** BEGIN Provided data **
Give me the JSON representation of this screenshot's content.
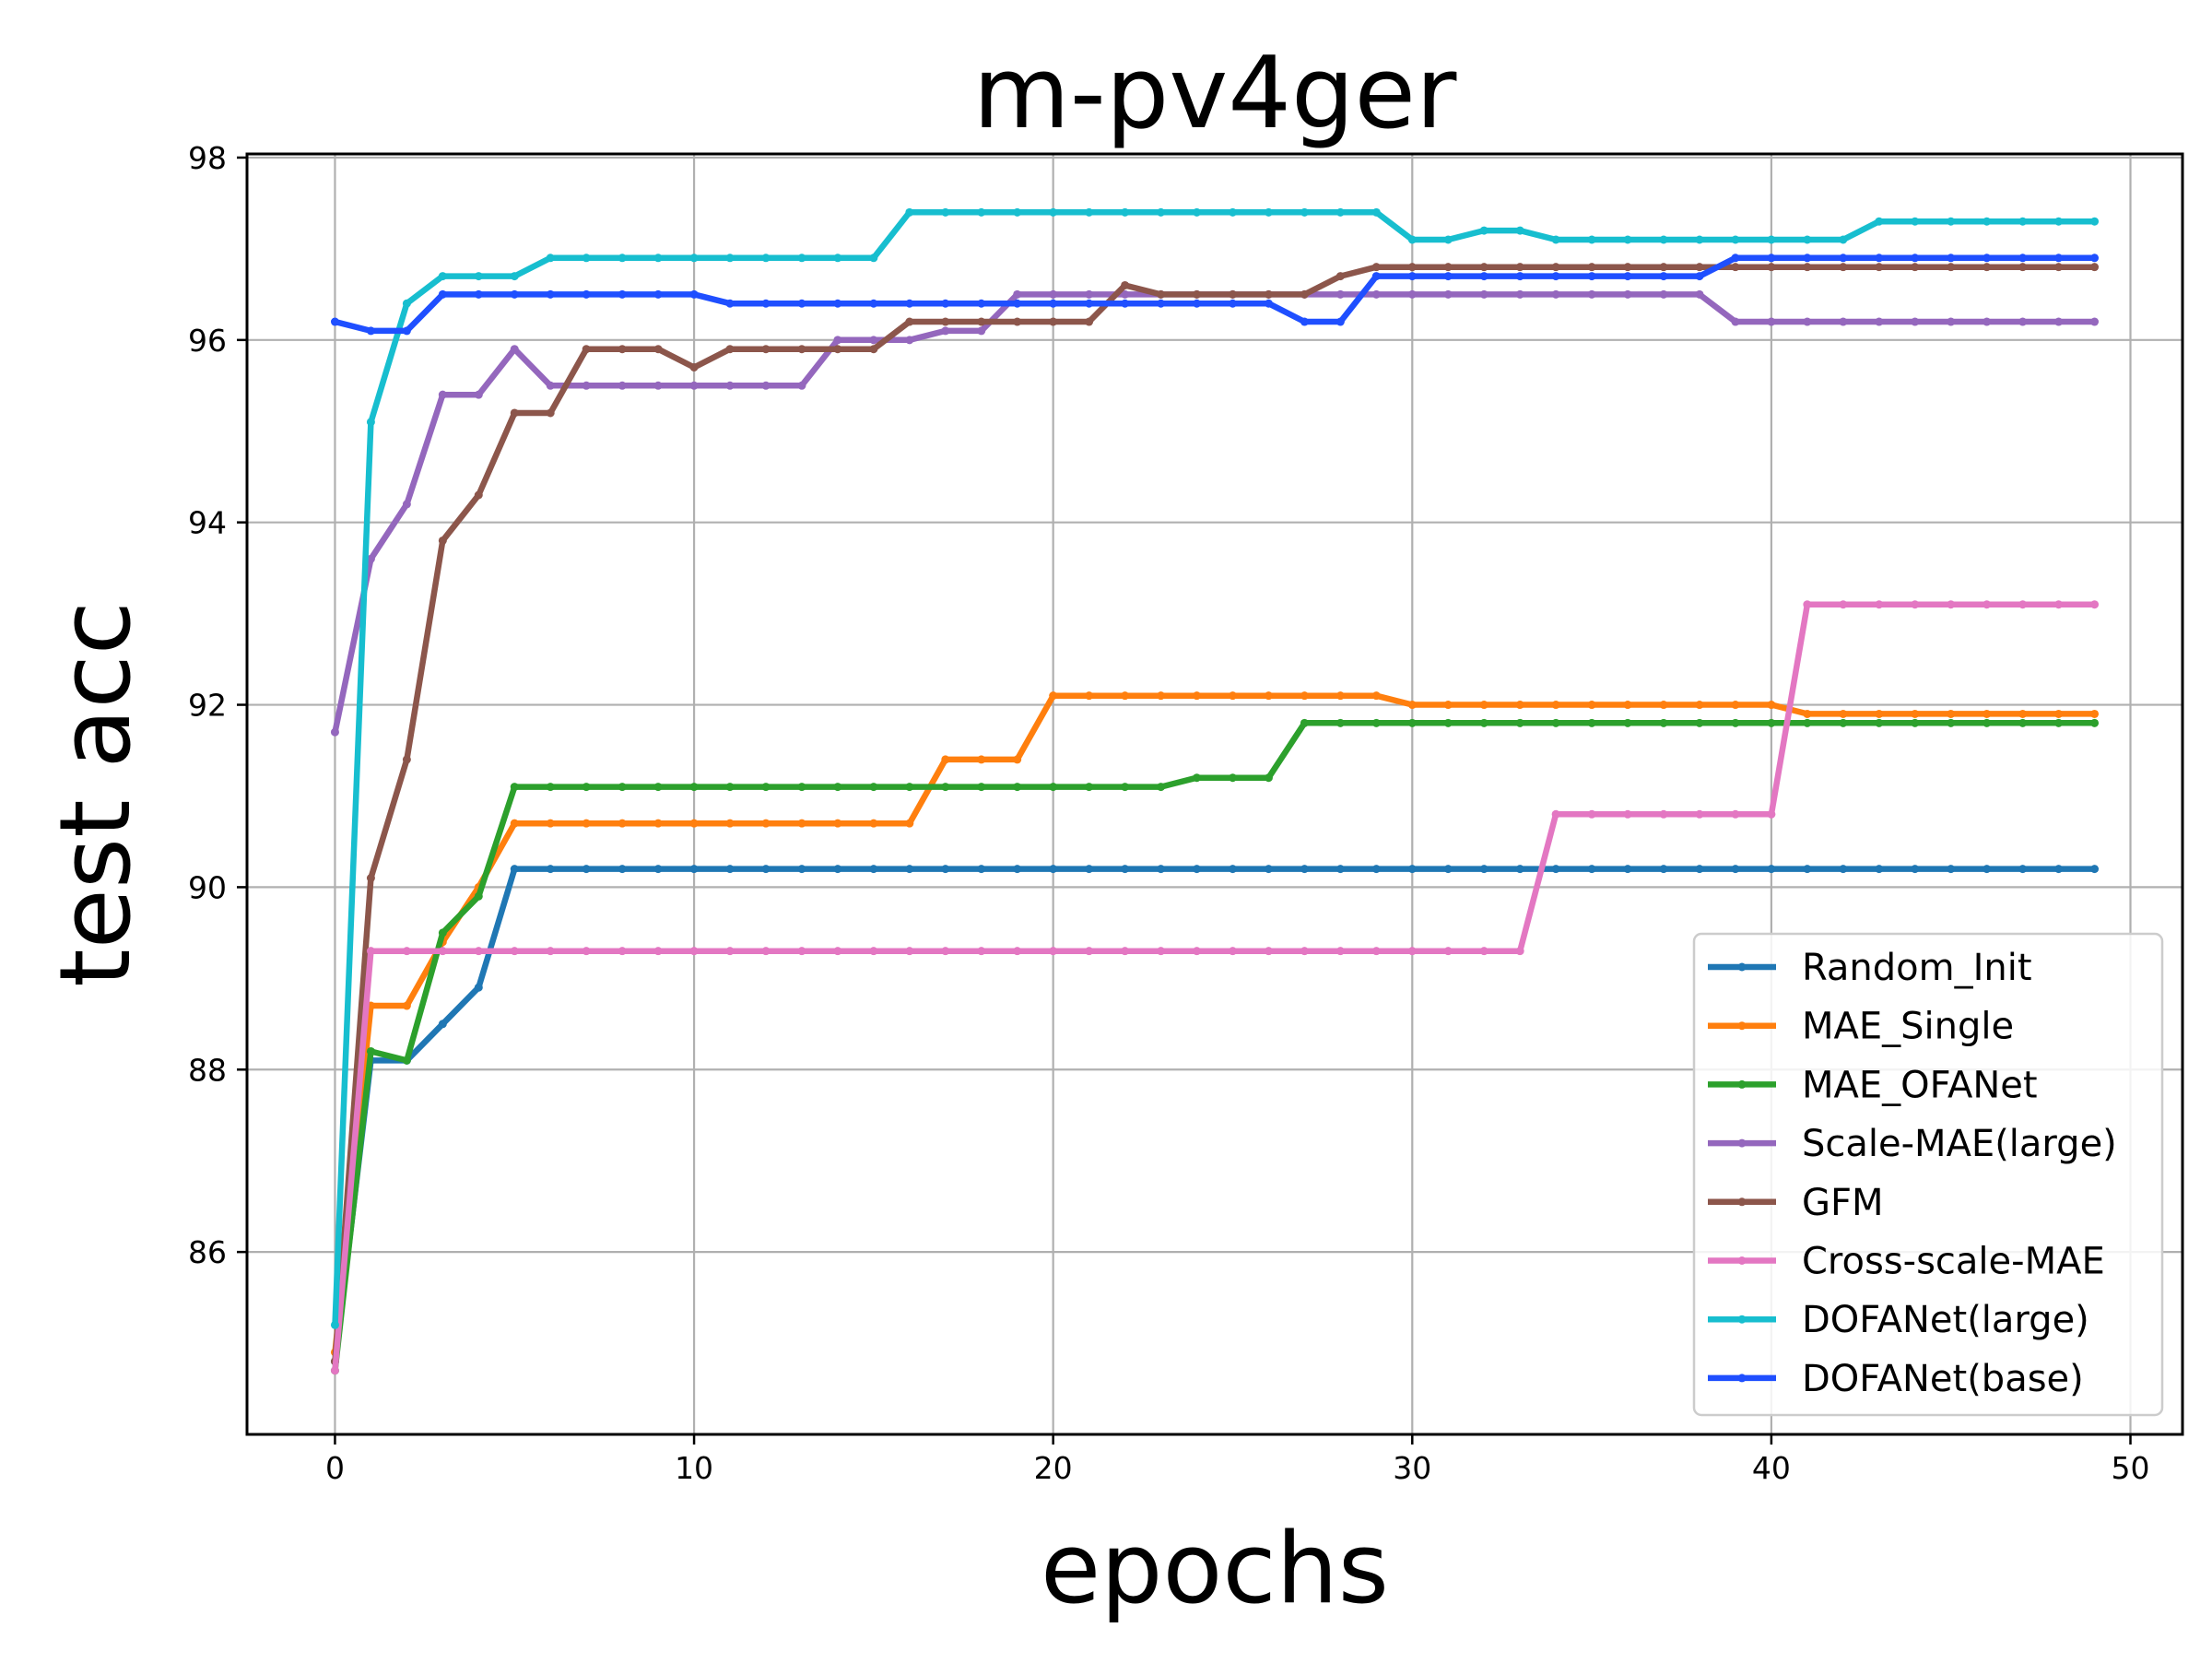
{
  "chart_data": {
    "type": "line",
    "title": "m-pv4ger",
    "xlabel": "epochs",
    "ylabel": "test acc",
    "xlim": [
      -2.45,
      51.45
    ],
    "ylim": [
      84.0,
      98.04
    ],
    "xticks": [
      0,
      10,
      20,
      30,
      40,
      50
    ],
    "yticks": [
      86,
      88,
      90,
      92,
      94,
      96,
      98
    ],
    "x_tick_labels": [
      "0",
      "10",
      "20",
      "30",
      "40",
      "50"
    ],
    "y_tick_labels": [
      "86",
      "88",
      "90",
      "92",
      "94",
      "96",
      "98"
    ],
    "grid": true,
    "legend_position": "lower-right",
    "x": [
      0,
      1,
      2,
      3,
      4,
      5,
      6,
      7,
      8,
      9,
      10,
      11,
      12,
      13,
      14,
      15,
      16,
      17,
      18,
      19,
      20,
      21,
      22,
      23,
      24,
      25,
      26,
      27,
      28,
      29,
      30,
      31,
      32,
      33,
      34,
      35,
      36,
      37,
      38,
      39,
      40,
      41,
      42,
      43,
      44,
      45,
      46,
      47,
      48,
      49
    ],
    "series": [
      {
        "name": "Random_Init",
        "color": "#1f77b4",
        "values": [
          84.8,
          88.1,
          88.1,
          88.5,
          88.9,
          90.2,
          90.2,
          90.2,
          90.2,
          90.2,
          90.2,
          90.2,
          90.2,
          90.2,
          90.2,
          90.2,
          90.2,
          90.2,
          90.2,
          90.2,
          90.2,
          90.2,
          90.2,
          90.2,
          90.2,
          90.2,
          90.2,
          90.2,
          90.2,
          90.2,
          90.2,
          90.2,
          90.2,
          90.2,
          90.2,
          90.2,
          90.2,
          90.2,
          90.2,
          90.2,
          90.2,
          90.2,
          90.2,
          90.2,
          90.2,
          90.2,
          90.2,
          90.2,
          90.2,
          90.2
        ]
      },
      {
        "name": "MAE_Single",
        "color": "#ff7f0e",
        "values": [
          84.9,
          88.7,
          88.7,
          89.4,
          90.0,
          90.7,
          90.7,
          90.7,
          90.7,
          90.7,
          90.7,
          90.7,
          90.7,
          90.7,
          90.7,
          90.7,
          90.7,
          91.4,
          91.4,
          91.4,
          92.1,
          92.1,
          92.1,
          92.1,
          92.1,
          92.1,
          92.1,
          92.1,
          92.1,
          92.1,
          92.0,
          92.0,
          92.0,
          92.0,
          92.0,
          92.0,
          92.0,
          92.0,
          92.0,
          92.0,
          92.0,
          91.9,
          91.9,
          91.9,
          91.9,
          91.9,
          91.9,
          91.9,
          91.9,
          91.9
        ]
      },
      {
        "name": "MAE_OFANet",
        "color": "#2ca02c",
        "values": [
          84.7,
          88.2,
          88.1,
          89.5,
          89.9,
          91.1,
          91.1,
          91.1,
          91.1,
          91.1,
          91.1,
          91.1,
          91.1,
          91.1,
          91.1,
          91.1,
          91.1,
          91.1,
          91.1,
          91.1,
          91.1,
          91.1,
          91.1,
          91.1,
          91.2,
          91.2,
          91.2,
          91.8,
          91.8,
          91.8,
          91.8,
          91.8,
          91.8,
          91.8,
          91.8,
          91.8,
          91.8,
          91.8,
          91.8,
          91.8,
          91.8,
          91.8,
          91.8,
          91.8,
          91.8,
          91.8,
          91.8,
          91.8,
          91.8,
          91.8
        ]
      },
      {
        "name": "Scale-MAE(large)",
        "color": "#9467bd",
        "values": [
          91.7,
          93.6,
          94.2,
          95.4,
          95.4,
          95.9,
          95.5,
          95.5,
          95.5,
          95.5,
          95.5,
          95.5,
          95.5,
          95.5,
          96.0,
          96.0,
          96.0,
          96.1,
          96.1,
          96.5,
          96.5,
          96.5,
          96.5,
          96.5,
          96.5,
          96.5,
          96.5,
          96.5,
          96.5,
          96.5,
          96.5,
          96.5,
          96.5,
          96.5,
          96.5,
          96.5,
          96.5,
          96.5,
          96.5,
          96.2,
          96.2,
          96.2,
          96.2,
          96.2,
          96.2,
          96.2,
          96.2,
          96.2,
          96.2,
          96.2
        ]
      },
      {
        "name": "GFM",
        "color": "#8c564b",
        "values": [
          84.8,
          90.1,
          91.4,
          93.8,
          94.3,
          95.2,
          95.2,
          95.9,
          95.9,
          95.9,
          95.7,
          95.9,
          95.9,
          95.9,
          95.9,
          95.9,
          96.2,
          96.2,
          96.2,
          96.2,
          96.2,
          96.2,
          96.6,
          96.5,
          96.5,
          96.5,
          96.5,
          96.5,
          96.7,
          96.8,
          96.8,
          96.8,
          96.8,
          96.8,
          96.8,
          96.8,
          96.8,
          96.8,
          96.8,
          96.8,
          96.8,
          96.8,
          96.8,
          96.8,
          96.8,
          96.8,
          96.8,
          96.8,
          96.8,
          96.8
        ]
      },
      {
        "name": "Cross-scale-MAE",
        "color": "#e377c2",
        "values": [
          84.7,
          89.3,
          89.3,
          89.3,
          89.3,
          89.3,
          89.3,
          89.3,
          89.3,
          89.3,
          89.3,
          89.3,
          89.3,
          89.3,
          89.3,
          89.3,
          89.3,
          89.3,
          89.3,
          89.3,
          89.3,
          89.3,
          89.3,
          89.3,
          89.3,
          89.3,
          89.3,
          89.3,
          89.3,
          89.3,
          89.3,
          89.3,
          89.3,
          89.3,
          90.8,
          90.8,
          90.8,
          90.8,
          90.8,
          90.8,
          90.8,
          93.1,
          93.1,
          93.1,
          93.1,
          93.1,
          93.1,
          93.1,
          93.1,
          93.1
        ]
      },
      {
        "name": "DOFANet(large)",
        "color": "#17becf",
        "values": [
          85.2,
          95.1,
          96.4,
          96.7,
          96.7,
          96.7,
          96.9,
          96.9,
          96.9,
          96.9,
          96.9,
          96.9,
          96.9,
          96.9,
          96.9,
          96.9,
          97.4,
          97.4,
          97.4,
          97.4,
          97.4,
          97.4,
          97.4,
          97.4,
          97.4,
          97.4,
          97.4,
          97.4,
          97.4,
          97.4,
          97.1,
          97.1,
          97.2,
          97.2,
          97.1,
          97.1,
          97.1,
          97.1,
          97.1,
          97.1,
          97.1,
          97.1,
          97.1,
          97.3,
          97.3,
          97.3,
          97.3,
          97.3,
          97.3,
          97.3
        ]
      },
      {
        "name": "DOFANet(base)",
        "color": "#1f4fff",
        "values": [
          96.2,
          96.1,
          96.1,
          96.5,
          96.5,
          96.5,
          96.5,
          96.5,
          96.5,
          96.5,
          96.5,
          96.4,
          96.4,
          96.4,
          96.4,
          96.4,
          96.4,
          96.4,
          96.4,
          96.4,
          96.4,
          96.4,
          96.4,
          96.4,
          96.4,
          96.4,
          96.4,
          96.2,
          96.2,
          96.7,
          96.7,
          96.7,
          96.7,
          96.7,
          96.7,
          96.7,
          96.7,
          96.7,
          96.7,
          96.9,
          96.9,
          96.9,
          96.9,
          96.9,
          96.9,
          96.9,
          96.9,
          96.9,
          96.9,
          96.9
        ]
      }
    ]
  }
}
** END Provided data **
Find all lines with "large" in them and copy each one.

        "name": "Scale-MAE(large)",
        "name": "DOFANet(large)",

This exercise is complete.